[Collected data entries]
########################################

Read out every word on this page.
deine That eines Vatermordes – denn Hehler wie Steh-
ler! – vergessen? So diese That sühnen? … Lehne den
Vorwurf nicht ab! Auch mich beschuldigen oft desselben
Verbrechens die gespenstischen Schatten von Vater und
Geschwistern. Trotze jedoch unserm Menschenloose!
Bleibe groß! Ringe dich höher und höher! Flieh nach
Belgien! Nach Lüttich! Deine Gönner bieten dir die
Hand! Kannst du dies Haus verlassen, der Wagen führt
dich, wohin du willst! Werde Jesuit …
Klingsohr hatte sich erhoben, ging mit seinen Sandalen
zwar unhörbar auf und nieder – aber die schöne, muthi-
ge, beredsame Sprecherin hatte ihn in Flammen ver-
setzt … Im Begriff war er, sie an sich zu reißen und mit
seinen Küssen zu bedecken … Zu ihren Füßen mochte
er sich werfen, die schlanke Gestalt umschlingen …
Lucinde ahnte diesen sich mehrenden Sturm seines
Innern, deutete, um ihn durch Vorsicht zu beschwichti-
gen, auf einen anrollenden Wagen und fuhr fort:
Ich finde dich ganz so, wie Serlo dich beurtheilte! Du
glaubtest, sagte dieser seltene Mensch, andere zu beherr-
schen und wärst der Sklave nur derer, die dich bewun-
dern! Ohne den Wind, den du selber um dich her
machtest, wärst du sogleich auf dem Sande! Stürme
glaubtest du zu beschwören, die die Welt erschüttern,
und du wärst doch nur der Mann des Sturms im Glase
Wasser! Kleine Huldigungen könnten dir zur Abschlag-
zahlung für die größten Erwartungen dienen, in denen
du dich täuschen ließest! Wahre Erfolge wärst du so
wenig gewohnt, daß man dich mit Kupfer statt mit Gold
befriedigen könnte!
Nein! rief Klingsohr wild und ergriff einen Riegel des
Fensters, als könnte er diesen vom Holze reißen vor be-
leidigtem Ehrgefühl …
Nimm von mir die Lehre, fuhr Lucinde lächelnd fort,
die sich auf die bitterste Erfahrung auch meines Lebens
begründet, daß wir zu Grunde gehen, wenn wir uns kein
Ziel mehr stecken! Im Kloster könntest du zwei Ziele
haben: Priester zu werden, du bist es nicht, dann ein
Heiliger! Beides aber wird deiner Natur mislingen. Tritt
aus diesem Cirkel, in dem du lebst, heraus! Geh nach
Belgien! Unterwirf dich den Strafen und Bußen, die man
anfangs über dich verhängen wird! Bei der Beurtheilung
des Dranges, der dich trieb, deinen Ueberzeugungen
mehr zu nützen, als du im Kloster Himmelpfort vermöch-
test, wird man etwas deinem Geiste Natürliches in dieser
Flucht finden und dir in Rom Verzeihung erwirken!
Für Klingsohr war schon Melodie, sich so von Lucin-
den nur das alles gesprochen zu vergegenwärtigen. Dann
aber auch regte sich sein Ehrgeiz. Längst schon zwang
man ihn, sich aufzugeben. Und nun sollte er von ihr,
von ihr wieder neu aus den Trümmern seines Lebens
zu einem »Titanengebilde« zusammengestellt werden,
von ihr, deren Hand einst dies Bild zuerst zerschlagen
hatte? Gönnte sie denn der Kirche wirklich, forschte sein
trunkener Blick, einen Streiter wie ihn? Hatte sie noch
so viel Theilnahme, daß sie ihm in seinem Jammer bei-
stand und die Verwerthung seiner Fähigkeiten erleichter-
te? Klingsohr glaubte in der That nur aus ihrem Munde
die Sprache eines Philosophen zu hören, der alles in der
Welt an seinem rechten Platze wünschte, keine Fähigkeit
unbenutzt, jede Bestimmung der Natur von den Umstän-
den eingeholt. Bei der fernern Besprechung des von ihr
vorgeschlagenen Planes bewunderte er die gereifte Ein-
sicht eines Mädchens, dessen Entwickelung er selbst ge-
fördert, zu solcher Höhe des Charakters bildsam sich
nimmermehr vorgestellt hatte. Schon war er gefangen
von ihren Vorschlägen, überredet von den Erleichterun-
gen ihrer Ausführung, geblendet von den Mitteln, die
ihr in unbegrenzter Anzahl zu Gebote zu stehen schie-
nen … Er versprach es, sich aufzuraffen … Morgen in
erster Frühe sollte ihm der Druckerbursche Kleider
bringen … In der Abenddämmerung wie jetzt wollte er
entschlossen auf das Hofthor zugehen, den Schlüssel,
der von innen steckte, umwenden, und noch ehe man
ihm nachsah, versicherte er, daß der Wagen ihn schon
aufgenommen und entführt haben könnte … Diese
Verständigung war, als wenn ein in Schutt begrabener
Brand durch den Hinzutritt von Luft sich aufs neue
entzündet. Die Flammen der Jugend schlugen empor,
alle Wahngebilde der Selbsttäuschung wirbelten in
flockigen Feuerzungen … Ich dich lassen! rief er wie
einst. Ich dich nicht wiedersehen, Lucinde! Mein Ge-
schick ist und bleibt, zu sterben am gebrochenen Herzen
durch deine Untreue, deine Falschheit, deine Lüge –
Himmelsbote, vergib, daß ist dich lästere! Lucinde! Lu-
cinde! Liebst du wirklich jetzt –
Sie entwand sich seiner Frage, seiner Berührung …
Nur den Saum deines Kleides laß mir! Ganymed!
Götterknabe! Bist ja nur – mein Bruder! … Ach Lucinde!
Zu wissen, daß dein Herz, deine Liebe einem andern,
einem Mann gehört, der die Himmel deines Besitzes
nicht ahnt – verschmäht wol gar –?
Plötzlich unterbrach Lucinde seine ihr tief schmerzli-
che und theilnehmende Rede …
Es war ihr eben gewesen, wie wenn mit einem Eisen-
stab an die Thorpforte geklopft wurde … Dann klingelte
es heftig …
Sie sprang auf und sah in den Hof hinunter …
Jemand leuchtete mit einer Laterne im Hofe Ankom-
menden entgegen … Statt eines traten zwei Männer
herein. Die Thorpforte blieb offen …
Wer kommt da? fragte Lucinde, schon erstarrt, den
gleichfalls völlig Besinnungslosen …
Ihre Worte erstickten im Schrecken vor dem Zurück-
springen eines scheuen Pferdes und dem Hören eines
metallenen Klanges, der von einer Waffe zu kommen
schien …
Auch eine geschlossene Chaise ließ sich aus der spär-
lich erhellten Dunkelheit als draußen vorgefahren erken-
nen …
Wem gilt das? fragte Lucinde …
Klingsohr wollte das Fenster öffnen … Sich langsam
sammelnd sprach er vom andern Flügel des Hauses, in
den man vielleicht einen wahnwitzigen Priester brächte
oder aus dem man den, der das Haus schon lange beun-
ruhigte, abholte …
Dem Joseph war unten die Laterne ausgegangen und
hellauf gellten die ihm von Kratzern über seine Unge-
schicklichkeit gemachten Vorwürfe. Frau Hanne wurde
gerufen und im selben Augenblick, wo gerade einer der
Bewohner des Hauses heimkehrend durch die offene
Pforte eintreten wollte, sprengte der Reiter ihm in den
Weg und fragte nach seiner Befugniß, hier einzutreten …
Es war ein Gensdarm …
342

########################################

## What the task asks
Output each record precisely as given.

## Answer section
Read out every word on this page.
deine That eines Vatermordes – denn Hehler wie Steh-
ler! – vergessen? So diese That sühnen? … Lehne den
Vorwurf nicht ab! Auch mich beschuldigen oft desselben
Verbrechens die gespenstischen Schatten von Vater und
Geschwistern. Trotze jedoch unserm Menschenloose!
Bleibe groß! Ringe dich höher und höher! Flieh nach
Belgien! Nach Lüttich! Deine Gönner bieten dir die
Hand! Kannst du dies Haus verlassen, der Wagen führt
dich, wohin du willst! Werde Jesuit …
Klingsohr hatte sich erhoben, ging mit seinen Sandalen
zwar unhörbar auf und nieder – aber die schöne, muthi-
ge, beredsame Sprecherin hatte ihn in Flammen ver-
setzt … Im Begriff war er, sie an sich zu reißen und mit
seinen Küssen zu bedecken … Zu ihren Füßen mochte
er sich werfen, die schlanke Gestalt umschlingen …
Lucinde ahnte diesen sich mehrenden Sturm seines
Innern, deutete, um ihn durch Vorsicht zu beschwichti-
gen, auf einen anrollenden Wagen und fuhr fort:
Ich finde dich ganz so, wie Serlo dich beurtheilte! Du
glaubtest, sagte dieser seltene Mensch, andere zu beherr-
schen und wärst der Sklave nur derer, die dich bewun-
dern! Ohne den Wind, den du selber um dich her
machtest, wärst du sogleich auf dem Sande! Stürme
glaubtest du zu beschwören, die die Welt erschüttern,
und du wärst doch nur der Mann des Sturms im Glase
Wasser! Kleine Huldigungen könnten dir zur Abschlag-
zahlung für die größten Erwartungen dienen, in denen
du dich täuschen ließest! Wahre Erfolge wärst du so
wenig gewohnt, daß man dich mit Kupfer statt mit Gold
befriedigen könnte!
Nein! rief Klingsohr wild und ergriff einen Riegel des
Fensters, als könnte er diesen vom Holze reißen vor be-
leidigtem Ehrgefühl …
Nimm von mir die Lehre, fuhr Lucinde lächelnd fort,
die sich auf die bitterste Erfahrung auch meines Lebens
begründet, daß wir zu Grunde gehen, wenn wir uns kein
Ziel mehr stecken! Im Kloster könntest du zwei Ziele
haben: Priester zu werden, du bist es nicht, dann ein
Heiliger! Beides aber wird deiner Natur mislingen. Tritt
aus diesem Cirkel, in dem du lebst, heraus! Geh nach
Belgien! Unterwirf dich den Strafen und Bußen, die man
anfangs über dich verhängen wird! Bei der Beurtheilung
des Dranges, der dich trieb, deinen Ueberzeugungen
mehr zu nützen, als du im Kloster Himmelpfort vermöch-
test, wird man etwas deinem Geiste Natürliches in dieser
Flucht finden und dir in Rom Verzeihung erwirken!
Für Klingsohr war schon Melodie, sich so von Lucin-
den nur das alles gesprochen zu vergegenwärtigen. Dann
aber auch regte sich sein Ehrgeiz. Längst schon zwang
man ihn, sich aufzugeben. Und nun sollte er von ihr,
von ihr wieder neu aus den Trümmern seines Lebens
zu einem »Titanengebilde« zusammengestellt werden,
von ihr, deren Hand einst dies Bild zuerst zerschlagen
hatte? Gönnte sie denn der Kirche wirklich, forschte sein
trunkener Blick, einen Streiter wie ihn? Hatte sie noch
so viel Theilnahme, daß sie ihm in seinem Jammer bei-
stand und die Verwerthung seiner Fähigkeiten erleichter-
te? Klingsohr glaubte in der That nur aus ihrem Munde
die Sprache eines Philosophen zu hören, der alles in der
Welt an seinem rechten Platze wünschte, keine Fähigkeit
unbenutzt, jede Bestimmung der Natur von den Umstän-
den eingeholt. Bei der fernern Besprechung des von ihr
vorgeschlagenen Planes bewunderte er die gereifte Ein-
sicht eines Mädchens, dessen Entwickelung er selbst ge-
fördert, zu solcher Höhe des Charakters bildsam sich
nimmermehr vorgestellt hatte. Schon war er gefangen
von ihren Vorschlägen, überredet von den Erleichterun-
gen ihrer Ausführung, geblendet von den Mitteln, die
ihr in unbegrenzter Anzahl zu Gebote zu stehen schie-
nen … Er versprach es, sich aufzuraffen … Morgen in
erster Frühe sollte ihm der Druckerbursche Kleider
bringen … In der Abenddämmerung wie jetzt wollte er
entschlossen auf das Hofthor zugehen, den Schlüssel,
der von innen steckte, umwenden, und noch ehe man
ihm nachsah, versicherte er, daß der Wagen ihn schon
aufgenommen und entführt haben könnte … Diese
Verständigung war, als wenn ein in Schutt begrabener
Brand durch den Hinzutritt von Luft sich aufs neue
entzündet. Die Flammen der Jugend schlugen empor,
alle Wahngebilde der Selbsttäuschung wirbelten in
flockigen Feuerzungen … Ich dich lassen! rief er wie
einst. Ich dich nicht wiedersehen, Lucinde! Mein Ge-
schick ist und bleibt, zu sterben am gebrochenen Herzen
durch deine Untreue, deine Falschheit, deine Lüge –
Himmelsbote, vergib, daß ist dich lästere! Lucinde! Lu-
cinde! Liebst du wirklich jetzt –
Sie entwand sich seiner Frage, seiner Berührung …
Nur den Saum deines Kleides laß mir! Ganymed!
Götterknabe! Bist ja nur – mein Bruder! … Ach Lucinde!
Zu wissen, daß dein Herz, deine Liebe einem andern,
einem Mann gehört, der die Himmel deines Besitzes
nicht ahnt – verschmäht wol gar –?
Plötzlich unterbrach Lucinde seine ihr tief schmerzli-
che und theilnehmende Rede …
Es war ihr eben gewesen, wie wenn mit einem Eisen-
stab an die Thorpforte geklopft wurde … Dann klingelte
es heftig …
Sie sprang auf und sah in den Hof hinunter …
Jemand leuchtete mit einer Laterne im Hofe Ankom-
menden entgegen … Statt eines traten zwei Männer
herein. Die Thorpforte blieb offen …
Wer kommt da? fragte Lucinde, schon erstarrt, den
gleichfalls völlig Besinnungslosen …
Ihre Worte erstickten im Schrecken vor dem Zurück-
springen eines scheuen Pferdes und dem Hören eines
metallenen Klanges, der von einer Waffe zu kommen
schien …
Auch eine geschlossene Chaise ließ sich aus der spär-
lich erhellten Dunkelheit als draußen vorgefahren erken-
nen …
Wem gilt das? fragte Lucinde …
Klingsohr wollte das Fenster öffnen … Sich langsam
sammelnd sprach er vom andern Flügel des Hauses, in
den man vielleicht einen wahnwitzigen Priester brächte
oder aus dem man den, der das Haus schon lange beun-
ruhigte, abholte …
Dem Joseph war unten die Laterne ausgegangen und
hellauf gellten die ihm von Kratzern über seine Unge-
schicklichkeit gemachten Vorwürfe. Frau Hanne wurde
gerufen und im selben Augenblick, wo gerade einer der
Bewohner des Hauses heimkehrend durch die offene
Pforte eintreten wollte, sprengte der Reiter ihm in den
Weg und fragte nach seiner Befugniß, hier einzutreten …
Es war ein Gensdarm …
342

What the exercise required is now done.